> WHAT IS NEEDED
Which lines hold the word "this"? Show each of them.

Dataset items
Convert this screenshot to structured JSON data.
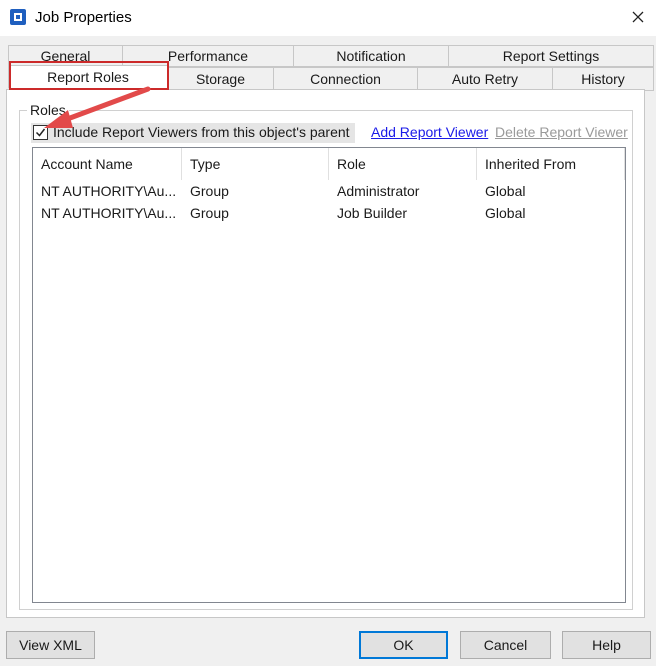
{
  "window": {
    "title": "Job Properties"
  },
  "tabs_row1": [
    {
      "label": "General"
    },
    {
      "label": "Performance"
    },
    {
      "label": "Notification"
    },
    {
      "label": "Report Settings"
    }
  ],
  "tabs_row2": [
    {
      "label": "Report Roles",
      "active": true
    },
    {
      "label": "Storage"
    },
    {
      "label": "Connection"
    },
    {
      "label": "Auto Retry"
    },
    {
      "label": "History"
    }
  ],
  "roles": {
    "group_label": "Roles",
    "include_checkbox": {
      "label": "Include Report Viewers from this object's parent",
      "checked": true
    },
    "add_link": "Add Report Viewer",
    "delete_link": "Delete Report Viewer",
    "columns": [
      "Account Name",
      "Type",
      "Role",
      "Inherited From"
    ],
    "rows": [
      [
        "NT AUTHORITY\\Au...",
        "Group",
        "Administrator",
        "Global"
      ],
      [
        "NT AUTHORITY\\Au...",
        "Group",
        "Job Builder",
        "Global"
      ]
    ]
  },
  "buttons": {
    "view_xml": "View XML",
    "ok": "OK",
    "cancel": "Cancel",
    "help": "Help"
  },
  "colors": {
    "highlight": "#cc2a2a",
    "arrow": "#e24a4a",
    "link": "#1a1ae8",
    "default_button_border": "#0078d7"
  }
}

> ANSWER BELOW
Convert this screenshot to structured JSON data.
      "label": "Include Report Viewers from this object's parent",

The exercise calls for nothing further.